··· MATERIALS PROVIDED

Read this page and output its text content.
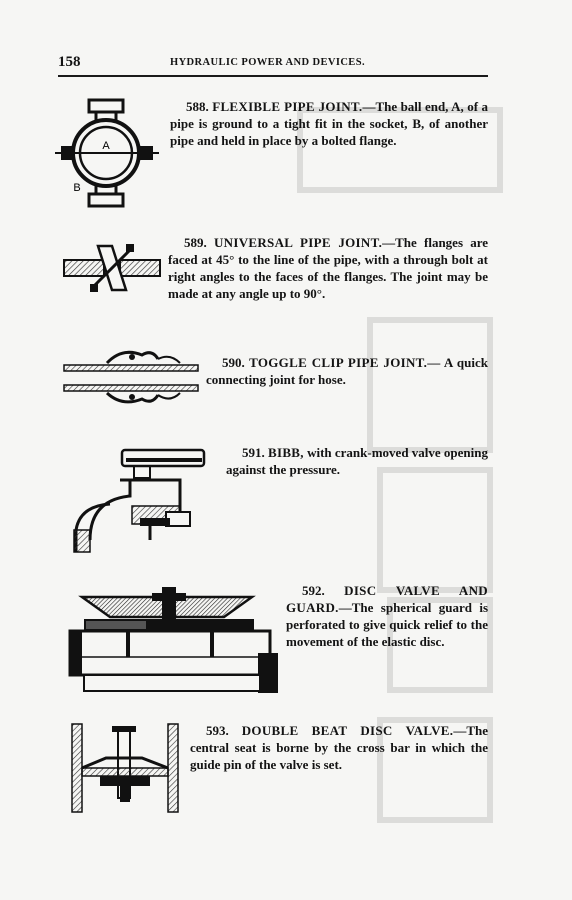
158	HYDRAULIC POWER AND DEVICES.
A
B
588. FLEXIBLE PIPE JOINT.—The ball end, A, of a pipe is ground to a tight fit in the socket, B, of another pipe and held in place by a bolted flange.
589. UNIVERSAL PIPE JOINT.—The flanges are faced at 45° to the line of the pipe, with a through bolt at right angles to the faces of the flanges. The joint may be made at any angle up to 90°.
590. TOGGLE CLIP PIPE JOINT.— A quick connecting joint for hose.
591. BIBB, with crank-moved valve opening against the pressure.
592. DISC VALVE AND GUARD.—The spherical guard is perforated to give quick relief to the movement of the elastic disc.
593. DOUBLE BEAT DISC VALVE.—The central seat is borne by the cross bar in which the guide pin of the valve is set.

······
··· MATERIALS PROVIDED

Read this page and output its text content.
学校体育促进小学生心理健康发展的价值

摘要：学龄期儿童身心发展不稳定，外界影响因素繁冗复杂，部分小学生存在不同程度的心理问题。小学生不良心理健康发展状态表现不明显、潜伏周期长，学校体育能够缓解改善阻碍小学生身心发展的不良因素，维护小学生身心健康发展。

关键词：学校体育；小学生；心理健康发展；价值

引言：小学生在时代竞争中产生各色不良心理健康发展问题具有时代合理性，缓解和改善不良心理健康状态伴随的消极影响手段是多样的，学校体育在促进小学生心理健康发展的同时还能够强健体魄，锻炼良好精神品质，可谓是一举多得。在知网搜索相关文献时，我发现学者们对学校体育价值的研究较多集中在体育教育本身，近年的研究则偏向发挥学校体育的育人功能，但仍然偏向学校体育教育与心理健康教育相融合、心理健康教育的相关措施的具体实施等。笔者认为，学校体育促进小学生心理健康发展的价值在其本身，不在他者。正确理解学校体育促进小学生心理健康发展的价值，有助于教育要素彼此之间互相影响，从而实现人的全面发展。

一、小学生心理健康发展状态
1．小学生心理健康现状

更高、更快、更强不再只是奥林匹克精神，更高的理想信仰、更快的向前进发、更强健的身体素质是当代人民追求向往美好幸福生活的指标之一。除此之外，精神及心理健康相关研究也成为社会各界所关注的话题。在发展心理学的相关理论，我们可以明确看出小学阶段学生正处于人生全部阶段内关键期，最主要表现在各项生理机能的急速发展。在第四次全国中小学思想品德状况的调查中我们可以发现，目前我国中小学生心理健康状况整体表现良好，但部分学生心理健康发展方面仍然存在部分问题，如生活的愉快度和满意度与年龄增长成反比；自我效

······

Count up the lines in the listing that hold the word "DISC", and give that number only.

2